Some records:
____________
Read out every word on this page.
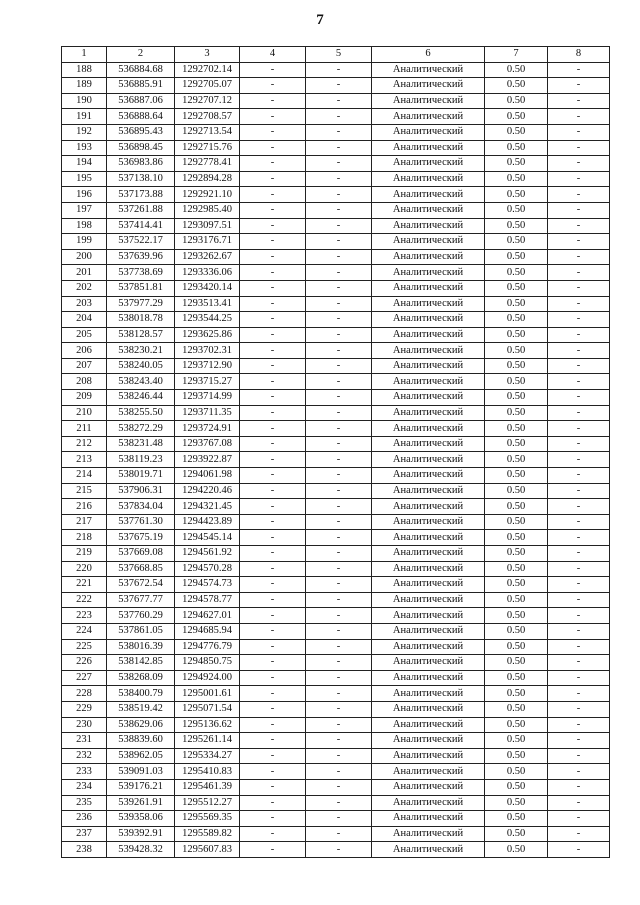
7
1	2	3	4	5	6	7	8
188	536884.68	1292702.14	-	-	Аналитический	0.50	-
189	536885.91	1292705.07	-	-	Аналитический	0.50	-
190	536887.06	1292707.12	-	-	Аналитический	0.50	-
191	536888.64	1292708.57	-	-	Аналитический	0.50	-
192	536895.43	1292713.54	-	-	Аналитический	0.50	-
193	536898.45	1292715.76	-	-	Аналитический	0.50	-
194	536983.86	1292778.41	-	-	Аналитический	0.50	-
195	537138.10	1292894.28	-	-	Аналитический	0.50	-
196	537173.88	1292921.10	-	-	Аналитический	0.50	-
197	537261.88	1292985.40	-	-	Аналитический	0.50	-
198	537414.41	1293097.51	-	-	Аналитический	0.50	-
199	537522.17	1293176.71	-	-	Аналитический	0.50	-
200	537639.96	1293262.67	-	-	Аналитический	0.50	-
201	537738.69	1293336.06	-	-	Аналитический	0.50	-
202	537851.81	1293420.14	-	-	Аналитический	0.50	-
203	537977.29	1293513.41	-	-	Аналитический	0.50	-
204	538018.78	1293544.25	-	-	Аналитический	0.50	-
205	538128.57	1293625.86	-	-	Аналитический	0.50	-
206	538230.21	1293702.31	-	-	Аналитический	0.50	-
207	538240.05	1293712.90	-	-	Аналитический	0.50	-
208	538243.40	1293715.27	-	-	Аналитический	0.50	-
209	538246.44	1293714.99	-	-	Аналитический	0.50	-
210	538255.50	1293711.35	-	-	Аналитический	0.50	-
211	538272.29	1293724.91	-	-	Аналитический	0.50	-
212	538231.48	1293767.08	-	-	Аналитический	0.50	-
213	538119.23	1293922.87	-	-	Аналитический	0.50	-
214	538019.71	1294061.98	-	-	Аналитический	0.50	-
215	537906.31	1294220.46	-	-	Аналитический	0.50	-
216	537834.04	1294321.45	-	-	Аналитический	0.50	-
217	537761.30	1294423.89	-	-	Аналитический	0.50	-
218	537675.19	1294545.14	-	-	Аналитический	0.50	-
219	537669.08	1294561.92	-	-	Аналитический	0.50	-
220	537668.85	1294570.28	-	-	Аналитический	0.50	-
221	537672.54	1294574.73	-	-	Аналитический	0.50	-
222	537677.77	1294578.77	-	-	Аналитический	0.50	-
223	537760.29	1294627.01	-	-	Аналитический	0.50	-
224	537861.05	1294685.94	-	-	Аналитический	0.50	-
225	538016.39	1294776.79	-	-	Аналитический	0.50	-
226	538142.85	1294850.75	-	-	Аналитический	0.50	-
227	538268.09	1294924.00	-	-	Аналитический	0.50	-
228	538400.79	1295001.61	-	-	Аналитический	0.50	-
229	538519.42	1295071.54	-	-	Аналитический	0.50	-
230	538629.06	1295136.62	-	-	Аналитический	0.50	-
231	538839.60	1295261.14	-	-	Аналитический	0.50	-
232	538962.05	1295334.27	-	-	Аналитический	0.50	-
233	539091.03	1295410.83	-	-	Аналитический	0.50	-
234	539176.21	1295461.39	-	-	Аналитический	0.50	-
235	539261.91	1295512.27	-	-	Аналитический	0.50	-
236	539358.06	1295569.35	-	-	Аналитический	0.50	-
237	539392.91	1295589.82	-	-	Аналитический	0.50	-
238	539428.32	1295607.83	-	-	Аналитический	0.50	-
____________
GOAL OF THE EXERCISE: The data above should be repeated exactly, minus any pictures.

EXERCISE RESPONSE:
Read out every word on this page.
7
1	2	3	4	5	6	7	8
188	536884.68	1292702.14	-	-	Аналитический	0.50	-
189	536885.91	1292705.07	-	-	Аналитический	0.50	-
190	536887.06	1292707.12	-	-	Аналитический	0.50	-
191	536888.64	1292708.57	-	-	Аналитический	0.50	-
192	536895.43	1292713.54	-	-	Аналитический	0.50	-
193	536898.45	1292715.76	-	-	Аналитический	0.50	-
194	536983.86	1292778.41	-	-	Аналитический	0.50	-
195	537138.10	1292894.28	-	-	Аналитический	0.50	-
196	537173.88	1292921.10	-	-	Аналитический	0.50	-
197	537261.88	1292985.40	-	-	Аналитический	0.50	-
198	537414.41	1293097.51	-	-	Аналитический	0.50	-
199	537522.17	1293176.71	-	-	Аналитический	0.50	-
200	537639.96	1293262.67	-	-	Аналитический	0.50	-
201	537738.69	1293336.06	-	-	Аналитический	0.50	-
202	537851.81	1293420.14	-	-	Аналитический	0.50	-
203	537977.29	1293513.41	-	-	Аналитический	0.50	-
204	538018.78	1293544.25	-	-	Аналитический	0.50	-
205	538128.57	1293625.86	-	-	Аналитический	0.50	-
206	538230.21	1293702.31	-	-	Аналитический	0.50	-
207	538240.05	1293712.90	-	-	Аналитический	0.50	-
208	538243.40	1293715.27	-	-	Аналитический	0.50	-
209	538246.44	1293714.99	-	-	Аналитический	0.50	-
210	538255.50	1293711.35	-	-	Аналитический	0.50	-
211	538272.29	1293724.91	-	-	Аналитический	0.50	-
212	538231.48	1293767.08	-	-	Аналитический	0.50	-
213	538119.23	1293922.87	-	-	Аналитический	0.50	-
214	538019.71	1294061.98	-	-	Аналитический	0.50	-
215	537906.31	1294220.46	-	-	Аналитический	0.50	-
216	537834.04	1294321.45	-	-	Аналитический	0.50	-
217	537761.30	1294423.89	-	-	Аналитический	0.50	-
218	537675.19	1294545.14	-	-	Аналитический	0.50	-
219	537669.08	1294561.92	-	-	Аналитический	0.50	-
220	537668.85	1294570.28	-	-	Аналитический	0.50	-
221	537672.54	1294574.73	-	-	Аналитический	0.50	-
222	537677.77	1294578.77	-	-	Аналитический	0.50	-
223	537760.29	1294627.01	-	-	Аналитический	0.50	-
224	537861.05	1294685.94	-	-	Аналитический	0.50	-
225	538016.39	1294776.79	-	-	Аналитический	0.50	-
226	538142.85	1294850.75	-	-	Аналитический	0.50	-
227	538268.09	1294924.00	-	-	Аналитический	0.50	-
228	538400.79	1295001.61	-	-	Аналитический	0.50	-
229	538519.42	1295071.54	-	-	Аналитический	0.50	-
230	538629.06	1295136.62	-	-	Аналитический	0.50	-
231	538839.60	1295261.14	-	-	Аналитический	0.50	-
232	538962.05	1295334.27	-	-	Аналитический	0.50	-
233	539091.03	1295410.83	-	-	Аналитический	0.50	-
234	539176.21	1295461.39	-	-	Аналитический	0.50	-
235	539261.91	1295512.27	-	-	Аналитический	0.50	-
236	539358.06	1295569.35	-	-	Аналитический	0.50	-
237	539392.91	1295589.82	-	-	Аналитический	0.50	-
238	539428.32	1295607.83	-	-	Аналитический	0.50	-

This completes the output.